WHAT THIS TASK INVOLVES: Return each line of the records that contains the string "point".

Some records

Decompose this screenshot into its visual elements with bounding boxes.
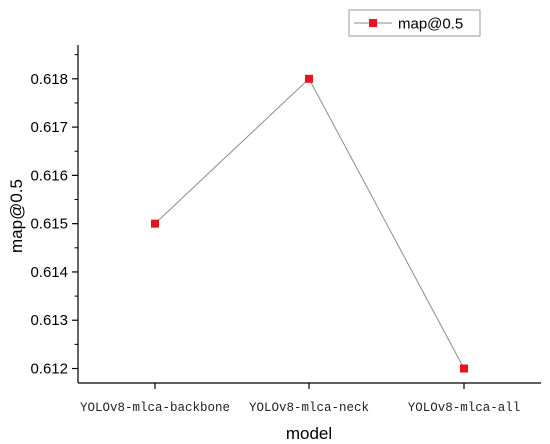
x-axis-title: model: [286, 424, 332, 443]
legend-marker: [369, 19, 377, 27]
y-axis-ticks: 0.612 0.613 0.614 0.615 0.616 0.617 0.618: [30, 54, 78, 378]
axes: [77, 45, 541, 384]
y-tick-label: 0.613: [30, 312, 68, 329]
series-line: [154, 77, 465, 369]
y-tick-label: 0.615: [30, 216, 68, 233]
x-tick-label: YOLOv8-mlca-neck: [249, 401, 369, 415]
data-point: [460, 364, 468, 373]
legend-label: map@0.5: [398, 16, 463, 33]
y-tick-label: 0.617: [30, 119, 68, 136]
data-point: [305, 74, 313, 83]
y-tick-label: 0.614: [30, 264, 68, 281]
series-layer: [151, 74, 468, 373]
x-tick-label: YOLOv8-mlca-all: [408, 401, 521, 415]
y-axis-title: map@0.5: [7, 179, 26, 253]
y-tick-label: 0.612: [30, 361, 68, 378]
y-tick-label: 0.616: [30, 167, 68, 184]
legend: map@0.5: [348, 9, 481, 37]
y-tick-label: 0.618: [30, 71, 68, 88]
x-tick-label: YOLOv8-mlca-backbone: [80, 401, 230, 415]
x-axis-ticks: YOLOv8-mlca-backbone YOLOv8-mlca-neck YOLO…: [80, 383, 520, 415]
data-point: [151, 219, 159, 228]
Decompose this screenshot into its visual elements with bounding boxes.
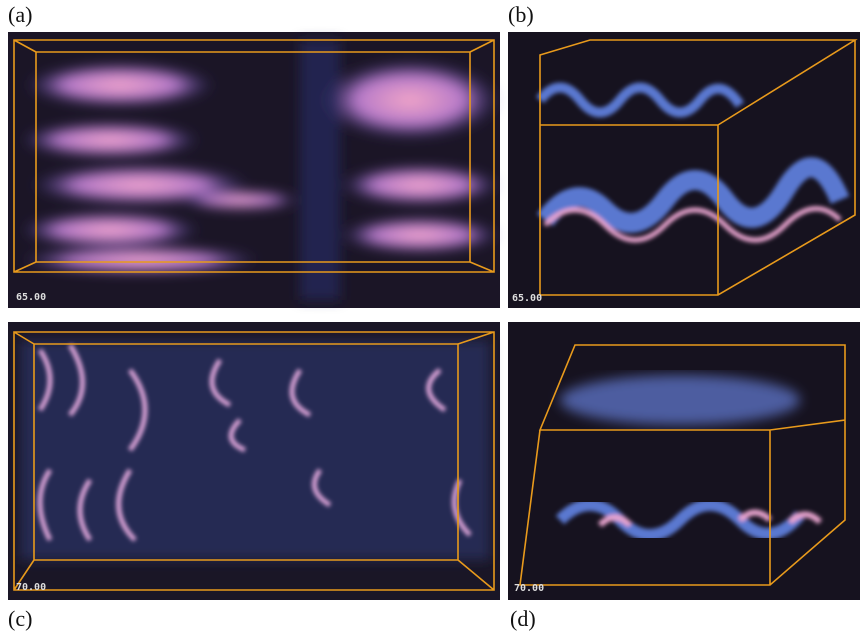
time-stamp: 65.00 bbox=[512, 293, 542, 304]
panel-label: (d) bbox=[510, 606, 536, 631]
panel-c: 70.00 bbox=[8, 322, 500, 600]
figure: 65.00 65.00 70.00 70.0 bbox=[0, 0, 864, 634]
panel-b: 65.00 bbox=[508, 32, 860, 308]
time-stamp: 65.00 bbox=[16, 292, 46, 303]
time-stamp: 70.00 bbox=[514, 583, 544, 594]
panel-label: (b) bbox=[508, 2, 534, 27]
panel-a: 65.00 bbox=[8, 32, 500, 308]
panel-label: (c) bbox=[8, 606, 32, 631]
time-stamp: 70.00 bbox=[16, 582, 46, 593]
flow-render bbox=[20, 340, 490, 560]
panel-d: 70.00 bbox=[508, 322, 860, 600]
panel-label: (a) bbox=[8, 2, 32, 27]
panel-background bbox=[508, 322, 860, 600]
flow-render bbox=[560, 375, 800, 425]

SOLUTION FOR THIS PROBLEM:
data-point: [460, 364, 468, 373]
data-point: [305, 74, 313, 83]
data-point: [151, 219, 159, 228]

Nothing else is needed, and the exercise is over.